WRITTEN REQUEST:
Copy each line below that contains "intubation".

Source data
>>
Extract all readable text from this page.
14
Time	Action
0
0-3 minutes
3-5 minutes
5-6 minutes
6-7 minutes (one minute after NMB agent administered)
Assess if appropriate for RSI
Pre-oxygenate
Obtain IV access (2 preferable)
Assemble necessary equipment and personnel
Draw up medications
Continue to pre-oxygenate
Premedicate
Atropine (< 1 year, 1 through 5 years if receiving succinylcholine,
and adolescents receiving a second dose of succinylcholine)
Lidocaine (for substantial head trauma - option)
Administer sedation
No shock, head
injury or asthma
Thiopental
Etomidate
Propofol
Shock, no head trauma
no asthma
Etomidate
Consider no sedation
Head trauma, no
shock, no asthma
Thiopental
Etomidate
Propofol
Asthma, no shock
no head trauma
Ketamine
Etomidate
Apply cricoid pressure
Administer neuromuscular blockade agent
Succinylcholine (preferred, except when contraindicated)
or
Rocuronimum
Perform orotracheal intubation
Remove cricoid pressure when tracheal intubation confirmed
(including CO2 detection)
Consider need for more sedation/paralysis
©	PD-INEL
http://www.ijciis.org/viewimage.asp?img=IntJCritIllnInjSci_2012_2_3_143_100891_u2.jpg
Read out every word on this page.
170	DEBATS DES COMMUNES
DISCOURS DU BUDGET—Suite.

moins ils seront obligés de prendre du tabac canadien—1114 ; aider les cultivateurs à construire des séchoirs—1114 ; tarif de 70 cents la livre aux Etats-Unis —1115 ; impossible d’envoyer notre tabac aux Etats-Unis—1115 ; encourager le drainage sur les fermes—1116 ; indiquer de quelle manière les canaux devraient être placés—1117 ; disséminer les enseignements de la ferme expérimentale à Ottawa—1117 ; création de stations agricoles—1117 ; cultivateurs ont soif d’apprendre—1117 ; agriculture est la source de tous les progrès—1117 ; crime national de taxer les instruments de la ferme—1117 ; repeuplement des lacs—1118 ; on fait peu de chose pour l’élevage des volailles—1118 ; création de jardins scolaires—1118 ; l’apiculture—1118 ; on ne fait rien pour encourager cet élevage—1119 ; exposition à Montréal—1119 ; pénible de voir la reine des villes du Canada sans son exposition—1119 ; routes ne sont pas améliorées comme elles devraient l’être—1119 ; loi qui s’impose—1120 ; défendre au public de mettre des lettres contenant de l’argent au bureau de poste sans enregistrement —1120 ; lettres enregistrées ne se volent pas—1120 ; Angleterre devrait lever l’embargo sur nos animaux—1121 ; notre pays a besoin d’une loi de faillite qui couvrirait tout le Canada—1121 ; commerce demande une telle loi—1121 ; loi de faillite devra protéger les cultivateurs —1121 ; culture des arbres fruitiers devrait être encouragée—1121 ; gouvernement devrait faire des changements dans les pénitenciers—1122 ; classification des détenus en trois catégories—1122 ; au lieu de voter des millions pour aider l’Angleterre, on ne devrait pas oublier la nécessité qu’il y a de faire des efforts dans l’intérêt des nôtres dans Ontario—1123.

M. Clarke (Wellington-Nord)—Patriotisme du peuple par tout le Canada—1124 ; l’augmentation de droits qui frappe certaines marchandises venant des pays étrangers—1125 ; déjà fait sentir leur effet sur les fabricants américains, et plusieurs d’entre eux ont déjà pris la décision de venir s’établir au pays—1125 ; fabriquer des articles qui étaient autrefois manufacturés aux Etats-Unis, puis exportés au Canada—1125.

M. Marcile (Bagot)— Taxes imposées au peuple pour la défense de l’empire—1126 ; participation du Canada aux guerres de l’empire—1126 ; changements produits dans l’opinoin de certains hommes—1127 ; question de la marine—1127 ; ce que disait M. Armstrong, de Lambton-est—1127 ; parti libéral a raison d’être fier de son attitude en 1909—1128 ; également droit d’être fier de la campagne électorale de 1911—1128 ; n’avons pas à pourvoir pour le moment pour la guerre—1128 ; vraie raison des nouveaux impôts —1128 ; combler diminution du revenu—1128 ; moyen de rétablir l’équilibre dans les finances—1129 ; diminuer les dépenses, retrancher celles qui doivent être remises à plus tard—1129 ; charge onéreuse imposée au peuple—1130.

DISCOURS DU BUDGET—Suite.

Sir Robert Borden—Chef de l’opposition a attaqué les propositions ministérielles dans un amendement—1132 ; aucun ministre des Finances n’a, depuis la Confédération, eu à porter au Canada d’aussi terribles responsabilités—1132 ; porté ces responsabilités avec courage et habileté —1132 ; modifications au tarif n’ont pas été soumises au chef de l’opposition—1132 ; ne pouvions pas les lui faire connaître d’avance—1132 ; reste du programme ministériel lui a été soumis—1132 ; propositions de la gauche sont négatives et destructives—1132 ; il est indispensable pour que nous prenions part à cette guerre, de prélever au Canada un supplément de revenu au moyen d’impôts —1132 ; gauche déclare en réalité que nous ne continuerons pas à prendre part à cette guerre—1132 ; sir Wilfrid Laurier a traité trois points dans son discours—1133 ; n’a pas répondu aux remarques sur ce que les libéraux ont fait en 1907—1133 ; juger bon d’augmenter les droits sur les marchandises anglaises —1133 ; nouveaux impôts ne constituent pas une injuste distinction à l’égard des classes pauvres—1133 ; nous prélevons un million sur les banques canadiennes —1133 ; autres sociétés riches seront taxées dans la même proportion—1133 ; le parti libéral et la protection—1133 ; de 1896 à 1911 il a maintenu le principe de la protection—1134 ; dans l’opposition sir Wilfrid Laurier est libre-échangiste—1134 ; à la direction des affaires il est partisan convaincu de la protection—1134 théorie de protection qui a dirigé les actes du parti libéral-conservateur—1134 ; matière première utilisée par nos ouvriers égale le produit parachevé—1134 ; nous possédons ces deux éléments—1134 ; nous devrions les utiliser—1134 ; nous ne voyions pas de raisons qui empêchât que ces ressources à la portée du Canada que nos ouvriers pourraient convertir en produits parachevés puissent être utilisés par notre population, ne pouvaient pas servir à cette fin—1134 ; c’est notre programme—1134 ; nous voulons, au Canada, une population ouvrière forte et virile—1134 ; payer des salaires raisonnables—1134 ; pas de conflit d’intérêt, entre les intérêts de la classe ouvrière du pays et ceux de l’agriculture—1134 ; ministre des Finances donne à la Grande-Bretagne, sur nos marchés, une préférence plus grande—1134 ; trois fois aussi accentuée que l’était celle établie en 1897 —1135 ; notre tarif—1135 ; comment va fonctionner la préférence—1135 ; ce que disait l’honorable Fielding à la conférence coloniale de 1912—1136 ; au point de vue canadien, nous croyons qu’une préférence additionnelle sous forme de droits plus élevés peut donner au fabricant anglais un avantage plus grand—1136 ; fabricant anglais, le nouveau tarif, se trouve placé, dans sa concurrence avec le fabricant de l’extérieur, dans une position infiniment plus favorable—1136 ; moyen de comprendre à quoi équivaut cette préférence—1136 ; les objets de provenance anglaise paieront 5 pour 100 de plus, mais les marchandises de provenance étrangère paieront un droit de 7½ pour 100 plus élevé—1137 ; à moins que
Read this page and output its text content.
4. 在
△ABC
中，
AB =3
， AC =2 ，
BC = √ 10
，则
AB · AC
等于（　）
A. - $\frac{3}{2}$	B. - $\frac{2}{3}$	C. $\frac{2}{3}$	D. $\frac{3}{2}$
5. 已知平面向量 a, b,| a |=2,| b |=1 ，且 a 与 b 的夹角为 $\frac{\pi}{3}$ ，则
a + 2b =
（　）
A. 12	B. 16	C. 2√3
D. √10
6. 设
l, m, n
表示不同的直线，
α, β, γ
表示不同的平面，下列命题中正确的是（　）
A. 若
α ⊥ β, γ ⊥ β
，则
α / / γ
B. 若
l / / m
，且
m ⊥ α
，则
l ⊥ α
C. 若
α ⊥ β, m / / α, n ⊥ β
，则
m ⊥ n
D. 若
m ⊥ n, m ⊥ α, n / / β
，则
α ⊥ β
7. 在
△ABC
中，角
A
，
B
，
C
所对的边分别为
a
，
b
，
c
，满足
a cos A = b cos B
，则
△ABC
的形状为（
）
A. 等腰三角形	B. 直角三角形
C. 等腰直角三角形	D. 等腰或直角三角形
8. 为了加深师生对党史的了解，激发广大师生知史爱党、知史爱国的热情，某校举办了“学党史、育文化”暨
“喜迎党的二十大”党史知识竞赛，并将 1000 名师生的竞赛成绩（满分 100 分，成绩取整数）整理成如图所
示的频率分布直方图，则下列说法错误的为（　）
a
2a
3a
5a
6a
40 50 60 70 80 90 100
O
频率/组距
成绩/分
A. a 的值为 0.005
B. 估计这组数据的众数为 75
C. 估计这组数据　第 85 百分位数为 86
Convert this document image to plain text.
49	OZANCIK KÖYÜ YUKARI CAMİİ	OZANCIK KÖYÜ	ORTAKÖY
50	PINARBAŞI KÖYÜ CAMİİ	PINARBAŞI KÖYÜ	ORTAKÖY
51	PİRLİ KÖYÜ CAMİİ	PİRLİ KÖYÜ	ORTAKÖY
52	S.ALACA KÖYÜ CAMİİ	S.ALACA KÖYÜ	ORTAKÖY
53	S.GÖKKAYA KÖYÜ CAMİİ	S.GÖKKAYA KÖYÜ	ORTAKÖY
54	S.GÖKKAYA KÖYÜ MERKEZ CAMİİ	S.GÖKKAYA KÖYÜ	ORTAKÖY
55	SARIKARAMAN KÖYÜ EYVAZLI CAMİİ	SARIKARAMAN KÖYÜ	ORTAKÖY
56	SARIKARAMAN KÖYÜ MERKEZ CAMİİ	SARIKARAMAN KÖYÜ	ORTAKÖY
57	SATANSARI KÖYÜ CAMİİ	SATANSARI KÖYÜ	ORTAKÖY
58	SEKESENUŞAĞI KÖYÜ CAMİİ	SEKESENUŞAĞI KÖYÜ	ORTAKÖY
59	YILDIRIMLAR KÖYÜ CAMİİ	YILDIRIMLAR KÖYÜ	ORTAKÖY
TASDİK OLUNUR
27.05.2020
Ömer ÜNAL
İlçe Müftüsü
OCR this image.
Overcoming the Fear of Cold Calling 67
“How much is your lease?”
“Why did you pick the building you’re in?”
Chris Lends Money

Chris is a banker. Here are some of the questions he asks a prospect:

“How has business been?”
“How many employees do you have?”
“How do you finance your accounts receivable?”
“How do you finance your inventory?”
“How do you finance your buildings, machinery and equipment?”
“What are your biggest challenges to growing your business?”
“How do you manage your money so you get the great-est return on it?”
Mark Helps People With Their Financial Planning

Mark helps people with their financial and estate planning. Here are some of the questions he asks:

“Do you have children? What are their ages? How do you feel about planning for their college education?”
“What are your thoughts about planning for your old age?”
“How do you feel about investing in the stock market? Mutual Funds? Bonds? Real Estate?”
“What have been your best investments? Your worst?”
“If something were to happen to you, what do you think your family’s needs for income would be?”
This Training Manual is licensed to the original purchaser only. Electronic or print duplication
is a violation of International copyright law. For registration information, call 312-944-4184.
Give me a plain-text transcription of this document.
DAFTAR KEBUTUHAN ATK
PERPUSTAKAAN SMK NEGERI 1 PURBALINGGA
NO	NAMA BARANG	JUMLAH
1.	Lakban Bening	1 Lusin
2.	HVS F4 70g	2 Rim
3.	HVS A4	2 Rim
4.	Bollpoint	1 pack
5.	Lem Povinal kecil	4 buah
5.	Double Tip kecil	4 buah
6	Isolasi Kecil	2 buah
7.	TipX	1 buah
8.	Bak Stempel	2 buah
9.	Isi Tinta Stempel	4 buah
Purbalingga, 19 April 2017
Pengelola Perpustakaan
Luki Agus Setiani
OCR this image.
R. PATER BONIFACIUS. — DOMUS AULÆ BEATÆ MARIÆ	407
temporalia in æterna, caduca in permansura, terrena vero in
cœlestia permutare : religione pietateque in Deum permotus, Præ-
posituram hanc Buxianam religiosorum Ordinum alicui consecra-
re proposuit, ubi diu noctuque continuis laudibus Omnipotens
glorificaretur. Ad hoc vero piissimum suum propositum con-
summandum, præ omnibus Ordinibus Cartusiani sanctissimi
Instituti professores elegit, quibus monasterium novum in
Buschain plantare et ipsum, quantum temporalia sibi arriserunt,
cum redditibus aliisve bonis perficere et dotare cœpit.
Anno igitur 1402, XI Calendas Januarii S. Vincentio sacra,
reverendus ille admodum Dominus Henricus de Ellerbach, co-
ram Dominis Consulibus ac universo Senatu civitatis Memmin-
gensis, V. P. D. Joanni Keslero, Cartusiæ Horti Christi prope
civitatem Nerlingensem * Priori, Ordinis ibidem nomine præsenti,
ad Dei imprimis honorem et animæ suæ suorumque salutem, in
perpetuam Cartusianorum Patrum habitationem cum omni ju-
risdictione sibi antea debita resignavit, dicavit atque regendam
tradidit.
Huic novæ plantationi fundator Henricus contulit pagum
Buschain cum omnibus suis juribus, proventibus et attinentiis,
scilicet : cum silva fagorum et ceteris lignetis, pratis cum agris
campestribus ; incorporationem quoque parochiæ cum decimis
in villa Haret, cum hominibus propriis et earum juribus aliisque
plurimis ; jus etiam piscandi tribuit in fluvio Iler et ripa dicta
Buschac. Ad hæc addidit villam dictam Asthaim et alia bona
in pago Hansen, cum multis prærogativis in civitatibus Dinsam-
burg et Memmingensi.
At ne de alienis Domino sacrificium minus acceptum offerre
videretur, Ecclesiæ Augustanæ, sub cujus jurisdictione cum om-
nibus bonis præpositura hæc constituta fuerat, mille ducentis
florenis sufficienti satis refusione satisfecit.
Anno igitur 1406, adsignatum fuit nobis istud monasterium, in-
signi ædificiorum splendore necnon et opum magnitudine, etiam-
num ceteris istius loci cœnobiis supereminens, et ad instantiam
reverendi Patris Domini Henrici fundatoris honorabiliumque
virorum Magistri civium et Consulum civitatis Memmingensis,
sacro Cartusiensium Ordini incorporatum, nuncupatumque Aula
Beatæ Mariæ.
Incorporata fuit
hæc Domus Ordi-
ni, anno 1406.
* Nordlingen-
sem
<<
FINISHED ANSWER:
Perform orotracheal intubation
Remove cricoid pressure when tracheal intubation confirmed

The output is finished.